*WHAT IS ASKED*. Using the data below, copy each line that includes the word "含建筑施工".

*ENTRIES SUPPLIED*.
======
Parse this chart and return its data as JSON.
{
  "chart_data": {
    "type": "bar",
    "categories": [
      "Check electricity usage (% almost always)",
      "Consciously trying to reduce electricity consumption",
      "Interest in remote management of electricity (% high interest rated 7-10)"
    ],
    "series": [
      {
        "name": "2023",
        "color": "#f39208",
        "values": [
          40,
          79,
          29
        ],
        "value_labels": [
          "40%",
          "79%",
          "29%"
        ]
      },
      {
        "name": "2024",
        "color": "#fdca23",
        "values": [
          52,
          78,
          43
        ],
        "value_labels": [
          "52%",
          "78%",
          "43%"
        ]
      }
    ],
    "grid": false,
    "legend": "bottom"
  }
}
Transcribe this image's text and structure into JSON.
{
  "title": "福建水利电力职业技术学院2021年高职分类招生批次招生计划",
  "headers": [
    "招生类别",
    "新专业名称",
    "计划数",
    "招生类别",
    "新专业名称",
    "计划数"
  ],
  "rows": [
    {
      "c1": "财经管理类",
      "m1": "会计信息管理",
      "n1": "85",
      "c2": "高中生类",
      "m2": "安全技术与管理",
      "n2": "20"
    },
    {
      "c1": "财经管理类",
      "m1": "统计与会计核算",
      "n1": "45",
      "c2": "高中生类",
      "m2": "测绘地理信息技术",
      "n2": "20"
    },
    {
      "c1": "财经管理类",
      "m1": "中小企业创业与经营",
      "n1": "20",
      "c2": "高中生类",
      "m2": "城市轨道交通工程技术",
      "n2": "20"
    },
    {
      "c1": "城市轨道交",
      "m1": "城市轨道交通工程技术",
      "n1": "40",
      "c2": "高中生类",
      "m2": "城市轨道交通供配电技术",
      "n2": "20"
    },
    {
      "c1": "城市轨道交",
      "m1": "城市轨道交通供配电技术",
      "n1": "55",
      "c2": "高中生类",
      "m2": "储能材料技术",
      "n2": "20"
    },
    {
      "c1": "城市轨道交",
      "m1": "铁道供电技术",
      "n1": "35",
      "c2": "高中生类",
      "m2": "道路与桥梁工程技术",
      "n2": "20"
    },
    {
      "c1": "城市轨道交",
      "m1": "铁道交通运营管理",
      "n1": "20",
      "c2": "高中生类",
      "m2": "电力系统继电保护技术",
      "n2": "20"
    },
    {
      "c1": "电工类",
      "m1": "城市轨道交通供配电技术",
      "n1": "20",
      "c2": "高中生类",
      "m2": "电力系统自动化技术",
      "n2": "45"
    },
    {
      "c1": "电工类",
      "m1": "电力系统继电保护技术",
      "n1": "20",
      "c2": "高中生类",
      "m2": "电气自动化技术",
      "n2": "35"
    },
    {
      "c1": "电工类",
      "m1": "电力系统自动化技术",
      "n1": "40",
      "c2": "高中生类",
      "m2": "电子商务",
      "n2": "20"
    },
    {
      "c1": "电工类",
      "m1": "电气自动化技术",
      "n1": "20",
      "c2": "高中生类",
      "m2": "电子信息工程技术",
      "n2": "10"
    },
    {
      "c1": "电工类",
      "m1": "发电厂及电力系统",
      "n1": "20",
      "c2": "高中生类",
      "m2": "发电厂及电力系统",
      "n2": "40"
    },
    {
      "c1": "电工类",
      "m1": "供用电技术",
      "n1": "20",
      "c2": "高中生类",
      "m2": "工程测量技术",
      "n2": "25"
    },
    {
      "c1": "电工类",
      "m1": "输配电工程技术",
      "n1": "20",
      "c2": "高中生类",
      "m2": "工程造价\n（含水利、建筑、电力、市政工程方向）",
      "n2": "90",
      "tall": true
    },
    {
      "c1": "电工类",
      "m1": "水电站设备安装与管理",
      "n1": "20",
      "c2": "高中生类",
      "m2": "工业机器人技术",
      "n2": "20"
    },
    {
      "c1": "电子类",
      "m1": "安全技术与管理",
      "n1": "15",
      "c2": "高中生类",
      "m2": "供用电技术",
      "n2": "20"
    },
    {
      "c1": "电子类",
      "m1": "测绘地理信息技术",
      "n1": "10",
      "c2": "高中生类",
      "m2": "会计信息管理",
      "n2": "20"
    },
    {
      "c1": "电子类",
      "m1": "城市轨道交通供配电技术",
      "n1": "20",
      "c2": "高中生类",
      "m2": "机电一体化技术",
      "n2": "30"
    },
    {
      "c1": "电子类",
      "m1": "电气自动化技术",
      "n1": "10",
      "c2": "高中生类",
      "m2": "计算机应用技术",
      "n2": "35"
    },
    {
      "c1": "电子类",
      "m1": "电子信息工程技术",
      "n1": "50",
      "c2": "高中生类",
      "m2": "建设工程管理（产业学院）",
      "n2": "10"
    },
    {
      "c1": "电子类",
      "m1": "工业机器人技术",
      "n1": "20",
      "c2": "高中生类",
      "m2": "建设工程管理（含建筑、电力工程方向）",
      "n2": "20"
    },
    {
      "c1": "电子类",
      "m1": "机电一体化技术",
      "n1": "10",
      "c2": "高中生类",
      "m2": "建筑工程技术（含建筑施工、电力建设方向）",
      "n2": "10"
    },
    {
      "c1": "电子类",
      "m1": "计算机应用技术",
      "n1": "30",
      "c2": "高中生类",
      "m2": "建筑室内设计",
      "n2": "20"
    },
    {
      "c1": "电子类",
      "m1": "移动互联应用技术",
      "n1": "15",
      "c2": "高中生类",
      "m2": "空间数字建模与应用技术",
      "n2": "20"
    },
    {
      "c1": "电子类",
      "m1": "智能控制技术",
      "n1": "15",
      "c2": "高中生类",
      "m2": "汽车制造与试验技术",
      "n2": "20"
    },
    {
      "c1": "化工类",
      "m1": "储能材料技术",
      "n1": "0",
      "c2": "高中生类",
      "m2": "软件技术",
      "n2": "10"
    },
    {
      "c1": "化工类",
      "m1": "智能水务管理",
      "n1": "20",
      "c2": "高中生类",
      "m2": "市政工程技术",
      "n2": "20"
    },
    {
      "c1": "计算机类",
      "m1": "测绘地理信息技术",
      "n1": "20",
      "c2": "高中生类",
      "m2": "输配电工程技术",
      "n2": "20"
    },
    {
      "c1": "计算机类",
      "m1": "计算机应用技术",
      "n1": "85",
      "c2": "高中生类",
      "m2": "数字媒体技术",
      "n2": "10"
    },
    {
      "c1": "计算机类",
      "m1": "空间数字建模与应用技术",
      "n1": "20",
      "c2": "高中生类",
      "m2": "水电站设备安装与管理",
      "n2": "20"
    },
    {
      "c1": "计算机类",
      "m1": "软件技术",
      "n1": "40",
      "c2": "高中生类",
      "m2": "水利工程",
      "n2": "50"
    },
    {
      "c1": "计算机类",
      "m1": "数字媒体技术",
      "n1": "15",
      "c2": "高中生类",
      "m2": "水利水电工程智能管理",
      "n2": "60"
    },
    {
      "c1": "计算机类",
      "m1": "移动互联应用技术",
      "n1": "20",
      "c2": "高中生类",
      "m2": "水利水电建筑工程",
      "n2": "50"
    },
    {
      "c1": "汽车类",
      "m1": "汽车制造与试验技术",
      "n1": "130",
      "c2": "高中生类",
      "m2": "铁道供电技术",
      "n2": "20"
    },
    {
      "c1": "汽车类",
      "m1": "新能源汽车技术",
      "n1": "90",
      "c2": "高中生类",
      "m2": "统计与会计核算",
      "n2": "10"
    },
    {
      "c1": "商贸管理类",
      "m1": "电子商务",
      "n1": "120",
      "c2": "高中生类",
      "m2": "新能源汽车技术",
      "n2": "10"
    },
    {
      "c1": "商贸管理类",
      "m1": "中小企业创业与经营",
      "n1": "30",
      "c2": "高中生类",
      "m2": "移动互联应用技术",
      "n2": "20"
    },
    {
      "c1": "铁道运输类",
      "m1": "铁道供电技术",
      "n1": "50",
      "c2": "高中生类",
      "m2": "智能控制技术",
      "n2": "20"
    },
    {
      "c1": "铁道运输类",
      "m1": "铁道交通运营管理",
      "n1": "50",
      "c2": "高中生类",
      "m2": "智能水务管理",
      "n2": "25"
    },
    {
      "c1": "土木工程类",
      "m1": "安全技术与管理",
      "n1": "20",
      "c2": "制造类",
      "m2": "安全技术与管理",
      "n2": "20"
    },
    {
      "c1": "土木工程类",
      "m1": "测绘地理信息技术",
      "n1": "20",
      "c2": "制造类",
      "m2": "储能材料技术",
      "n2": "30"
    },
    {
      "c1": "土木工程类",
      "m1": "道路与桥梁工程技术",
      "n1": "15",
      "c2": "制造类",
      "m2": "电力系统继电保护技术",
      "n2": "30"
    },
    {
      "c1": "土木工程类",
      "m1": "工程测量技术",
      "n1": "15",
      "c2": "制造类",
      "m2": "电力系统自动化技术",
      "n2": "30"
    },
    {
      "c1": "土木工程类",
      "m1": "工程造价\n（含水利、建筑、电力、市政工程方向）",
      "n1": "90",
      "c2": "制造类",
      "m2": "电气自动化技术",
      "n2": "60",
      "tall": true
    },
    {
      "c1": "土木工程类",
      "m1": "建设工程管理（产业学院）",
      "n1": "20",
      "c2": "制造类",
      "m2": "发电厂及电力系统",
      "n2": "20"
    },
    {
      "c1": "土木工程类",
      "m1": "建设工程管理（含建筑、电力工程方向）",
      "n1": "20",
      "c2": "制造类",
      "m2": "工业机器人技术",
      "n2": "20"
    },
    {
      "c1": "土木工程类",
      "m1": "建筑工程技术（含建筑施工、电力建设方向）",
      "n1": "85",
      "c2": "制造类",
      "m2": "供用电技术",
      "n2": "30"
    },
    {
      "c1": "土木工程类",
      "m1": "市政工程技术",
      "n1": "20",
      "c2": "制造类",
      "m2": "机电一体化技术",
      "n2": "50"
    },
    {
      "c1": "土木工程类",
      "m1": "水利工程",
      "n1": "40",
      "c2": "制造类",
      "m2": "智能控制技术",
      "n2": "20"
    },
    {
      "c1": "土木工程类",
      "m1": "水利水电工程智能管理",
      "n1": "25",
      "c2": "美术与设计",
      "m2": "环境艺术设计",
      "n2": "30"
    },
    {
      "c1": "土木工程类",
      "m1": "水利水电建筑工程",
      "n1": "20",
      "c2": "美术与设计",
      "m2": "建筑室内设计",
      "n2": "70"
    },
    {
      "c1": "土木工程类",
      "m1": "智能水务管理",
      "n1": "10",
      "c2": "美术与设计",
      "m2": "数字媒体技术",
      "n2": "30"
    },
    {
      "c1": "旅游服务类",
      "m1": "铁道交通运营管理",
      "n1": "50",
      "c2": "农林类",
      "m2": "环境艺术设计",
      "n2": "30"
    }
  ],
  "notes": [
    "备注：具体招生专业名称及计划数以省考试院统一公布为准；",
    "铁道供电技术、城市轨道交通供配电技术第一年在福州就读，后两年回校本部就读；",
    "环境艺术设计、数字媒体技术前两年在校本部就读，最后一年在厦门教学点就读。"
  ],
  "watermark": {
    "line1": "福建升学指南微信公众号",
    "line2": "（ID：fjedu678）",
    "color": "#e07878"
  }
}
======
*SOLUTION TO THIS PROBLEM*.
      "m2": "建筑工程技术（含建筑施工、电力建设方向）",
      "m1": "建筑工程技术（含建筑施工、电力建设方向）",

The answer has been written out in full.